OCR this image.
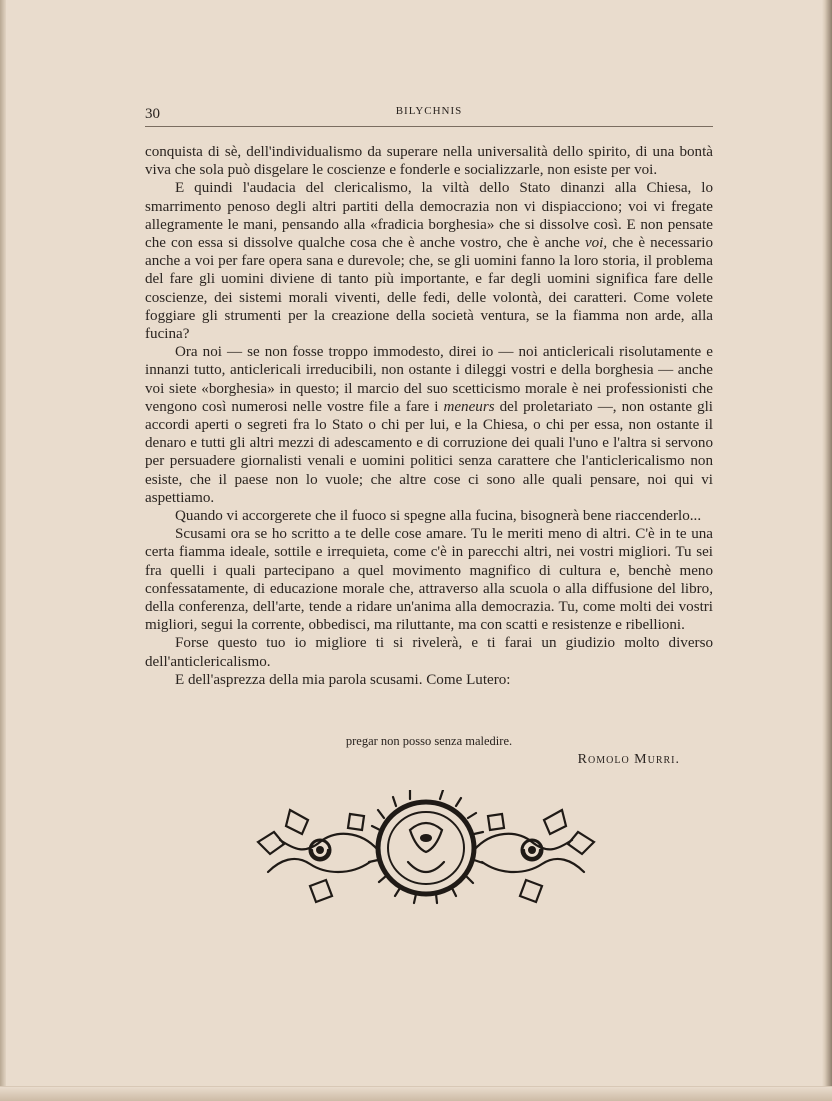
30	BILYCHNIS

conquista di sè, dell'individualismo da superare nella universalità dello spirito, di una bontà viva che sola può disgelare le coscienze e fonderle e socializzarle, non esiste per voi.

E quindi l'audacia del clericalismo, la viltà dello Stato dinanzi alla Chiesa, lo smarrimento penoso degli altri partiti della democrazia non vi dispiacciono; voi vi fregate allegramente le mani, pensando alla «fradicia borghesia» che si dissolve così. E non pensate che con essa si dissolve qualche cosa che è anche vostro, che è anche voi, che è necessario anche a voi per fare opera sana e durevole; che, se gli uomini fanno la loro storia, il problema del fare gli uomini diviene di tanto più importante, e far degli uomini significa fare delle coscienze, dei sistemi morali viventi, delle fedi, delle volontà, dei caratteri. Come volete foggiare gli strumenti per la creazione della società ventura, se la fiamma non arde, alla fucina?

Ora noi — se non fosse troppo immodesto, direi io — noi anticlericali risolutamente e innanzi tutto, anticlericali irreducibili, non ostante i dileggi vostri e della borghesia — anche voi siete «borghesia» in questo; il marcio del suo scetticismo morale è nei professionisti che vengono così numerosi nelle vostre file a fare i meneurs del proletariato —, non ostante gli accordi aperti o segreti fra lo Stato o chi per lui, e la Chiesa, o chi per essa, non ostante il denaro e tutti gli altri mezzi di adescamento e di corruzione dei quali l'uno e l'altra si servono per persuadere giornalisti venali e uomini politici senza carattere che l'anticlericalismo non esiste, che il paese non lo vuole; che altre cose ci sono alle quali pensare, noi qui vi aspettiamo.

Quando vi accorgerete che il fuoco si spegne alla fucina, bisognerà bene riaccenderlo...

Scusami ora se ho scritto a te delle cose amare. Tu le meriti meno di altri. C'è in te una certa fiamma ideale, sottile e irrequieta, come c'è in parecchi altri, nei vostri migliori. Tu sei fra quelli i quali partecipano a quel movimento magnifico di cultura e, benchè meno confessatamente, di educazione morale che, attraverso alla scuola o alla diffusione del libro, della conferenza, dell'arte, tende a ridare un'anima alla democrazia. Tu, come molti dei vostri migliori, segui la corrente, obbedisci, ma riluttante, ma con scatti e resistenze e ribellioni.

Forse questo tuo io migliore ti si rivelerà, e ti farai un giudizio molto diverso dell'anticlericalismo.

E dell'asprezza della mia parola scusami. Come Lutero:

pregar non posso senza maledire.
Romolo Murri.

■ DIRECTION: Reproduce every line of the listing above in which the string "questo" appears.

■ THE RESULT:
Ora noi — se non fosse troppo immodesto, direi io — noi anticlericali risolutamente e innanzi tutto, anticlericali irreducibili, non ostante i dileggi vostri e della borghesia — anche voi siete «borghesia» in questo; il marcio del suo scetticismo morale è nei professionisti che vengono così numerosi nelle vostre file a fare i meneurs del proletariato —, non ostante gli accordi aperti o segreti fra lo Stato o chi per lui, e la Chiesa, o chi per essa, non ostante il denaro e tutti gli altri mezzi di adescamento e di corruzione dei quali l'uno e l'altra si servono per persuadere giornalisti venali e uomini politici senza carattere che l'anticlericalismo non esiste, che il paese non lo vuole; che altre cose ci sono alle quali pensare, noi qui vi aspettiamo.
Forse questo tuo io migliore ti si rivelerà, e ti farai un giudizio molto diverso dell'anticlericalismo.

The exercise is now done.